ENTRIES PROVIDED
+---+
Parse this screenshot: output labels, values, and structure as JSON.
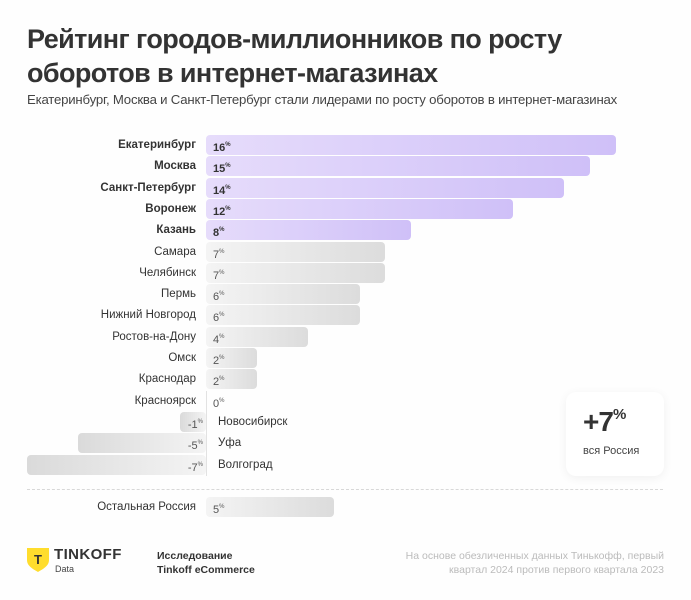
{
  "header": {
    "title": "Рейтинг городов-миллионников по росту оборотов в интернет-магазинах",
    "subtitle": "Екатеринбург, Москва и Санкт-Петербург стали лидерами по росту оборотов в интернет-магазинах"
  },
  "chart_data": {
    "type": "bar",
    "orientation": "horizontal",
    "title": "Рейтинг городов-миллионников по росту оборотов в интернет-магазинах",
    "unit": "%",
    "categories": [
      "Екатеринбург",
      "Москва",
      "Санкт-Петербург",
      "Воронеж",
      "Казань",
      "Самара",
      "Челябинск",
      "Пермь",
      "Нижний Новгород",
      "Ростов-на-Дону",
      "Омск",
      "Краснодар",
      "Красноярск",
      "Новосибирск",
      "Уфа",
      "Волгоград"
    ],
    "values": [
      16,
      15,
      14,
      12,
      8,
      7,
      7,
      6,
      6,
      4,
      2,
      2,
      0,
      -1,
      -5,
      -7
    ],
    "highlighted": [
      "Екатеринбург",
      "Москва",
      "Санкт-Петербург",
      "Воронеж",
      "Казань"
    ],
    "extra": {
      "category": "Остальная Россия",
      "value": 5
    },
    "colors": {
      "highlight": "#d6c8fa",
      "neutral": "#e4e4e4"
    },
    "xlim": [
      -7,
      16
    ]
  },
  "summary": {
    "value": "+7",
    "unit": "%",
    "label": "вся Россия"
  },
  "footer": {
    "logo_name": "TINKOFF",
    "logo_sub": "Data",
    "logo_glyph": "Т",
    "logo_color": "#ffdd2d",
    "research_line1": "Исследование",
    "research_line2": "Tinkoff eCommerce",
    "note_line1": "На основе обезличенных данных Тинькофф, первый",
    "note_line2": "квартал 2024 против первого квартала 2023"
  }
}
+---+
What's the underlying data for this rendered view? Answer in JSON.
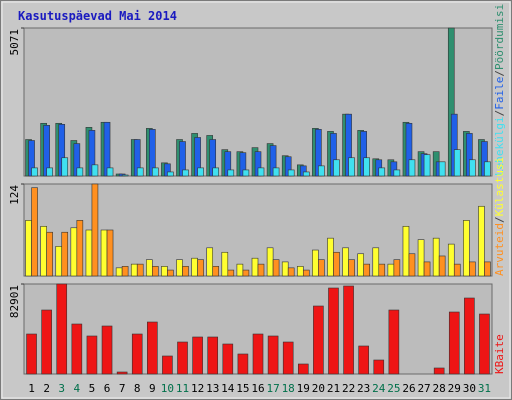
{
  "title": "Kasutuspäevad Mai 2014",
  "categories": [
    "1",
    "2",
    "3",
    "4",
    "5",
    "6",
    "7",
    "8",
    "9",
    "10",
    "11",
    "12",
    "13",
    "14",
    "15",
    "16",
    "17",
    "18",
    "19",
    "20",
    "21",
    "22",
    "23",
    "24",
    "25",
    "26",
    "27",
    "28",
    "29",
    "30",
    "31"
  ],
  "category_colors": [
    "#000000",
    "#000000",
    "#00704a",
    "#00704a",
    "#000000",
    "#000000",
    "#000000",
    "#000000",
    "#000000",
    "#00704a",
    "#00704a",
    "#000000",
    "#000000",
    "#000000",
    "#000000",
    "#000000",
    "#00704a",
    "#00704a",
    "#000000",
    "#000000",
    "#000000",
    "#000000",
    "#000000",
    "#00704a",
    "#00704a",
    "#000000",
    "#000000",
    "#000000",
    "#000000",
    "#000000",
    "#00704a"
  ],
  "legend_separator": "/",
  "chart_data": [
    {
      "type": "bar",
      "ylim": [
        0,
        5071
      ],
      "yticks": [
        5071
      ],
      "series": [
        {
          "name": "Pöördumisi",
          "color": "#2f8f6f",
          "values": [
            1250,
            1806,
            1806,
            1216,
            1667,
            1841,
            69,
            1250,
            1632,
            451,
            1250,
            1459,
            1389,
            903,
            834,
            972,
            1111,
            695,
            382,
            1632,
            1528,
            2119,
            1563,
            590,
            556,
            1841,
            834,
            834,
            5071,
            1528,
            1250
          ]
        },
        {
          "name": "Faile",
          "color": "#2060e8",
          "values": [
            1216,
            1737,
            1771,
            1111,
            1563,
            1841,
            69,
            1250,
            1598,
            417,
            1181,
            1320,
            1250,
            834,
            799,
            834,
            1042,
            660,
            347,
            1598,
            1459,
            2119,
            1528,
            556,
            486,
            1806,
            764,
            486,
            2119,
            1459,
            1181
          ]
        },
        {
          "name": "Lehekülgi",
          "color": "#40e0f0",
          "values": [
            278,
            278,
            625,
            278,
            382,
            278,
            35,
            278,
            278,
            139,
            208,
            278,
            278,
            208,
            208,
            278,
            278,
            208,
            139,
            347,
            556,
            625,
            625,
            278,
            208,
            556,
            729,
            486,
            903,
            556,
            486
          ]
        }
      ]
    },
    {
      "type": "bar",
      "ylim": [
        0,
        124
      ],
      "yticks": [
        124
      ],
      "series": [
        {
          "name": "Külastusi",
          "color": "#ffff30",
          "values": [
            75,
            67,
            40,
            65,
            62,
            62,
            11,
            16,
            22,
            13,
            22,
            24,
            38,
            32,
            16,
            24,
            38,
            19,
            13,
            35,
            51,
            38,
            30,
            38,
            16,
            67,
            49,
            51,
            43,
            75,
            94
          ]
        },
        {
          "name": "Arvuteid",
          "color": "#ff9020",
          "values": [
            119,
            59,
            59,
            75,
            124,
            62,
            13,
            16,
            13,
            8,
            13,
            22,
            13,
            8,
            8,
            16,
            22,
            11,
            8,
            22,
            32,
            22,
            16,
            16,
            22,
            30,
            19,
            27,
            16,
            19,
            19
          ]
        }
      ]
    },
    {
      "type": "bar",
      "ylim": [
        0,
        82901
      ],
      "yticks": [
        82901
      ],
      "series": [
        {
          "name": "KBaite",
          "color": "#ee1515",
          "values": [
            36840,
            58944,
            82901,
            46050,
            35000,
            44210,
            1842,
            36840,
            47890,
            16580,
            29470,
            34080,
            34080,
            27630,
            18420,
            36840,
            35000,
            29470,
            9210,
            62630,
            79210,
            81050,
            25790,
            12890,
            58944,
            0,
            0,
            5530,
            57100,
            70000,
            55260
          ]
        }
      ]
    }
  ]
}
+---+
WHAT THE TASK REQUIRES
Which lines above hold the word "this"? Copy each of them.

EXERCISE OUTPUT
Parse this screenshot: output labels, values, and structure as JSON.
What's the underlying data for this rendered view? Answer in JSON.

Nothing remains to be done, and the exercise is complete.